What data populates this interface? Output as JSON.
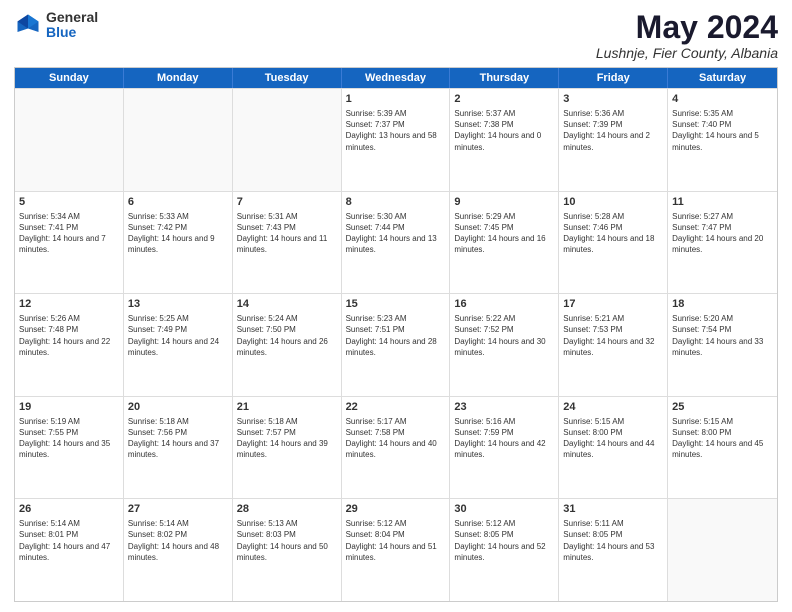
{
  "header": {
    "logo_line1": "General",
    "logo_line2": "Blue",
    "month_title": "May 2024",
    "location": "Lushnje, Fier County, Albania"
  },
  "weekdays": [
    "Sunday",
    "Monday",
    "Tuesday",
    "Wednesday",
    "Thursday",
    "Friday",
    "Saturday"
  ],
  "weeks": [
    [
      {
        "day": "",
        "empty": true
      },
      {
        "day": "",
        "empty": true
      },
      {
        "day": "",
        "empty": true
      },
      {
        "day": "1",
        "sunrise": "Sunrise: 5:39 AM",
        "sunset": "Sunset: 7:37 PM",
        "daylight": "Daylight: 13 hours and 58 minutes."
      },
      {
        "day": "2",
        "sunrise": "Sunrise: 5:37 AM",
        "sunset": "Sunset: 7:38 PM",
        "daylight": "Daylight: 14 hours and 0 minutes."
      },
      {
        "day": "3",
        "sunrise": "Sunrise: 5:36 AM",
        "sunset": "Sunset: 7:39 PM",
        "daylight": "Daylight: 14 hours and 2 minutes."
      },
      {
        "day": "4",
        "sunrise": "Sunrise: 5:35 AM",
        "sunset": "Sunset: 7:40 PM",
        "daylight": "Daylight: 14 hours and 5 minutes."
      }
    ],
    [
      {
        "day": "5",
        "sunrise": "Sunrise: 5:34 AM",
        "sunset": "Sunset: 7:41 PM",
        "daylight": "Daylight: 14 hours and 7 minutes."
      },
      {
        "day": "6",
        "sunrise": "Sunrise: 5:33 AM",
        "sunset": "Sunset: 7:42 PM",
        "daylight": "Daylight: 14 hours and 9 minutes."
      },
      {
        "day": "7",
        "sunrise": "Sunrise: 5:31 AM",
        "sunset": "Sunset: 7:43 PM",
        "daylight": "Daylight: 14 hours and 11 minutes."
      },
      {
        "day": "8",
        "sunrise": "Sunrise: 5:30 AM",
        "sunset": "Sunset: 7:44 PM",
        "daylight": "Daylight: 14 hours and 13 minutes."
      },
      {
        "day": "9",
        "sunrise": "Sunrise: 5:29 AM",
        "sunset": "Sunset: 7:45 PM",
        "daylight": "Daylight: 14 hours and 16 minutes."
      },
      {
        "day": "10",
        "sunrise": "Sunrise: 5:28 AM",
        "sunset": "Sunset: 7:46 PM",
        "daylight": "Daylight: 14 hours and 18 minutes."
      },
      {
        "day": "11",
        "sunrise": "Sunrise: 5:27 AM",
        "sunset": "Sunset: 7:47 PM",
        "daylight": "Daylight: 14 hours and 20 minutes."
      }
    ],
    [
      {
        "day": "12",
        "sunrise": "Sunrise: 5:26 AM",
        "sunset": "Sunset: 7:48 PM",
        "daylight": "Daylight: 14 hours and 22 minutes."
      },
      {
        "day": "13",
        "sunrise": "Sunrise: 5:25 AM",
        "sunset": "Sunset: 7:49 PM",
        "daylight": "Daylight: 14 hours and 24 minutes."
      },
      {
        "day": "14",
        "sunrise": "Sunrise: 5:24 AM",
        "sunset": "Sunset: 7:50 PM",
        "daylight": "Daylight: 14 hours and 26 minutes."
      },
      {
        "day": "15",
        "sunrise": "Sunrise: 5:23 AM",
        "sunset": "Sunset: 7:51 PM",
        "daylight": "Daylight: 14 hours and 28 minutes."
      },
      {
        "day": "16",
        "sunrise": "Sunrise: 5:22 AM",
        "sunset": "Sunset: 7:52 PM",
        "daylight": "Daylight: 14 hours and 30 minutes."
      },
      {
        "day": "17",
        "sunrise": "Sunrise: 5:21 AM",
        "sunset": "Sunset: 7:53 PM",
        "daylight": "Daylight: 14 hours and 32 minutes."
      },
      {
        "day": "18",
        "sunrise": "Sunrise: 5:20 AM",
        "sunset": "Sunset: 7:54 PM",
        "daylight": "Daylight: 14 hours and 33 minutes."
      }
    ],
    [
      {
        "day": "19",
        "sunrise": "Sunrise: 5:19 AM",
        "sunset": "Sunset: 7:55 PM",
        "daylight": "Daylight: 14 hours and 35 minutes."
      },
      {
        "day": "20",
        "sunrise": "Sunrise: 5:18 AM",
        "sunset": "Sunset: 7:56 PM",
        "daylight": "Daylight: 14 hours and 37 minutes."
      },
      {
        "day": "21",
        "sunrise": "Sunrise: 5:18 AM",
        "sunset": "Sunset: 7:57 PM",
        "daylight": "Daylight: 14 hours and 39 minutes."
      },
      {
        "day": "22",
        "sunrise": "Sunrise: 5:17 AM",
        "sunset": "Sunset: 7:58 PM",
        "daylight": "Daylight: 14 hours and 40 minutes."
      },
      {
        "day": "23",
        "sunrise": "Sunrise: 5:16 AM",
        "sunset": "Sunset: 7:59 PM",
        "daylight": "Daylight: 14 hours and 42 minutes."
      },
      {
        "day": "24",
        "sunrise": "Sunrise: 5:15 AM",
        "sunset": "Sunset: 8:00 PM",
        "daylight": "Daylight: 14 hours and 44 minutes."
      },
      {
        "day": "25",
        "sunrise": "Sunrise: 5:15 AM",
        "sunset": "Sunset: 8:00 PM",
        "daylight": "Daylight: 14 hours and 45 minutes."
      }
    ],
    [
      {
        "day": "26",
        "sunrise": "Sunrise: 5:14 AM",
        "sunset": "Sunset: 8:01 PM",
        "daylight": "Daylight: 14 hours and 47 minutes."
      },
      {
        "day": "27",
        "sunrise": "Sunrise: 5:14 AM",
        "sunset": "Sunset: 8:02 PM",
        "daylight": "Daylight: 14 hours and 48 minutes."
      },
      {
        "day": "28",
        "sunrise": "Sunrise: 5:13 AM",
        "sunset": "Sunset: 8:03 PM",
        "daylight": "Daylight: 14 hours and 50 minutes."
      },
      {
        "day": "29",
        "sunrise": "Sunrise: 5:12 AM",
        "sunset": "Sunset: 8:04 PM",
        "daylight": "Daylight: 14 hours and 51 minutes."
      },
      {
        "day": "30",
        "sunrise": "Sunrise: 5:12 AM",
        "sunset": "Sunset: 8:05 PM",
        "daylight": "Daylight: 14 hours and 52 minutes."
      },
      {
        "day": "31",
        "sunrise": "Sunrise: 5:11 AM",
        "sunset": "Sunset: 8:05 PM",
        "daylight": "Daylight: 14 hours and 53 minutes."
      },
      {
        "day": "",
        "empty": true
      }
    ]
  ]
}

▶ [INSTRUCTIONS FOR THE TASK]:
Repeat the entries exactly and keep the pictures out of the copy.

▶ [RESPONSE TO THE EXERCISE]:
What data populates this interface? Output as JSON.
{
  "header": {
    "logo_line1": "General",
    "logo_line2": "Blue",
    "month_title": "May 2024",
    "location": "Lushnje, Fier County, Albania"
  },
  "weekdays": [
    "Sunday",
    "Monday",
    "Tuesday",
    "Wednesday",
    "Thursday",
    "Friday",
    "Saturday"
  ],
  "weeks": [
    [
      {
        "day": "",
        "empty": true
      },
      {
        "day": "",
        "empty": true
      },
      {
        "day": "",
        "empty": true
      },
      {
        "day": "1",
        "sunrise": "Sunrise: 5:39 AM",
        "sunset": "Sunset: 7:37 PM",
        "daylight": "Daylight: 13 hours and 58 minutes."
      },
      {
        "day": "2",
        "sunrise": "Sunrise: 5:37 AM",
        "sunset": "Sunset: 7:38 PM",
        "daylight": "Daylight: 14 hours and 0 minutes."
      },
      {
        "day": "3",
        "sunrise": "Sunrise: 5:36 AM",
        "sunset": "Sunset: 7:39 PM",
        "daylight": "Daylight: 14 hours and 2 minutes."
      },
      {
        "day": "4",
        "sunrise": "Sunrise: 5:35 AM",
        "sunset": "Sunset: 7:40 PM",
        "daylight": "Daylight: 14 hours and 5 minutes."
      }
    ],
    [
      {
        "day": "5",
        "sunrise": "Sunrise: 5:34 AM",
        "sunset": "Sunset: 7:41 PM",
        "daylight": "Daylight: 14 hours and 7 minutes."
      },
      {
        "day": "6",
        "sunrise": "Sunrise: 5:33 AM",
        "sunset": "Sunset: 7:42 PM",
        "daylight": "Daylight: 14 hours and 9 minutes."
      },
      {
        "day": "7",
        "sunrise": "Sunrise: 5:31 AM",
        "sunset": "Sunset: 7:43 PM",
        "daylight": "Daylight: 14 hours and 11 minutes."
      },
      {
        "day": "8",
        "sunrise": "Sunrise: 5:30 AM",
        "sunset": "Sunset: 7:44 PM",
        "daylight": "Daylight: 14 hours and 13 minutes."
      },
      {
        "day": "9",
        "sunrise": "Sunrise: 5:29 AM",
        "sunset": "Sunset: 7:45 PM",
        "daylight": "Daylight: 14 hours and 16 minutes."
      },
      {
        "day": "10",
        "sunrise": "Sunrise: 5:28 AM",
        "sunset": "Sunset: 7:46 PM",
        "daylight": "Daylight: 14 hours and 18 minutes."
      },
      {
        "day": "11",
        "sunrise": "Sunrise: 5:27 AM",
        "sunset": "Sunset: 7:47 PM",
        "daylight": "Daylight: 14 hours and 20 minutes."
      }
    ],
    [
      {
        "day": "12",
        "sunrise": "Sunrise: 5:26 AM",
        "sunset": "Sunset: 7:48 PM",
        "daylight": "Daylight: 14 hours and 22 minutes."
      },
      {
        "day": "13",
        "sunrise": "Sunrise: 5:25 AM",
        "sunset": "Sunset: 7:49 PM",
        "daylight": "Daylight: 14 hours and 24 minutes."
      },
      {
        "day": "14",
        "sunrise": "Sunrise: 5:24 AM",
        "sunset": "Sunset: 7:50 PM",
        "daylight": "Daylight: 14 hours and 26 minutes."
      },
      {
        "day": "15",
        "sunrise": "Sunrise: 5:23 AM",
        "sunset": "Sunset: 7:51 PM",
        "daylight": "Daylight: 14 hours and 28 minutes."
      },
      {
        "day": "16",
        "sunrise": "Sunrise: 5:22 AM",
        "sunset": "Sunset: 7:52 PM",
        "daylight": "Daylight: 14 hours and 30 minutes."
      },
      {
        "day": "17",
        "sunrise": "Sunrise: 5:21 AM",
        "sunset": "Sunset: 7:53 PM",
        "daylight": "Daylight: 14 hours and 32 minutes."
      },
      {
        "day": "18",
        "sunrise": "Sunrise: 5:20 AM",
        "sunset": "Sunset: 7:54 PM",
        "daylight": "Daylight: 14 hours and 33 minutes."
      }
    ],
    [
      {
        "day": "19",
        "sunrise": "Sunrise: 5:19 AM",
        "sunset": "Sunset: 7:55 PM",
        "daylight": "Daylight: 14 hours and 35 minutes."
      },
      {
        "day": "20",
        "sunrise": "Sunrise: 5:18 AM",
        "sunset": "Sunset: 7:56 PM",
        "daylight": "Daylight: 14 hours and 37 minutes."
      },
      {
        "day": "21",
        "sunrise": "Sunrise: 5:18 AM",
        "sunset": "Sunset: 7:57 PM",
        "daylight": "Daylight: 14 hours and 39 minutes."
      },
      {
        "day": "22",
        "sunrise": "Sunrise: 5:17 AM",
        "sunset": "Sunset: 7:58 PM",
        "daylight": "Daylight: 14 hours and 40 minutes."
      },
      {
        "day": "23",
        "sunrise": "Sunrise: 5:16 AM",
        "sunset": "Sunset: 7:59 PM",
        "daylight": "Daylight: 14 hours and 42 minutes."
      },
      {
        "day": "24",
        "sunrise": "Sunrise: 5:15 AM",
        "sunset": "Sunset: 8:00 PM",
        "daylight": "Daylight: 14 hours and 44 minutes."
      },
      {
        "day": "25",
        "sunrise": "Sunrise: 5:15 AM",
        "sunset": "Sunset: 8:00 PM",
        "daylight": "Daylight: 14 hours and 45 minutes."
      }
    ],
    [
      {
        "day": "26",
        "sunrise": "Sunrise: 5:14 AM",
        "sunset": "Sunset: 8:01 PM",
        "daylight": "Daylight: 14 hours and 47 minutes."
      },
      {
        "day": "27",
        "sunrise": "Sunrise: 5:14 AM",
        "sunset": "Sunset: 8:02 PM",
        "daylight": "Daylight: 14 hours and 48 minutes."
      },
      {
        "day": "28",
        "sunrise": "Sunrise: 5:13 AM",
        "sunset": "Sunset: 8:03 PM",
        "daylight": "Daylight: 14 hours and 50 minutes."
      },
      {
        "day": "29",
        "sunrise": "Sunrise: 5:12 AM",
        "sunset": "Sunset: 8:04 PM",
        "daylight": "Daylight: 14 hours and 51 minutes."
      },
      {
        "day": "30",
        "sunrise": "Sunrise: 5:12 AM",
        "sunset": "Sunset: 8:05 PM",
        "daylight": "Daylight: 14 hours and 52 minutes."
      },
      {
        "day": "31",
        "sunrise": "Sunrise: 5:11 AM",
        "sunset": "Sunset: 8:05 PM",
        "daylight": "Daylight: 14 hours and 53 minutes."
      },
      {
        "day": "",
        "empty": true
      }
    ]
  ]
}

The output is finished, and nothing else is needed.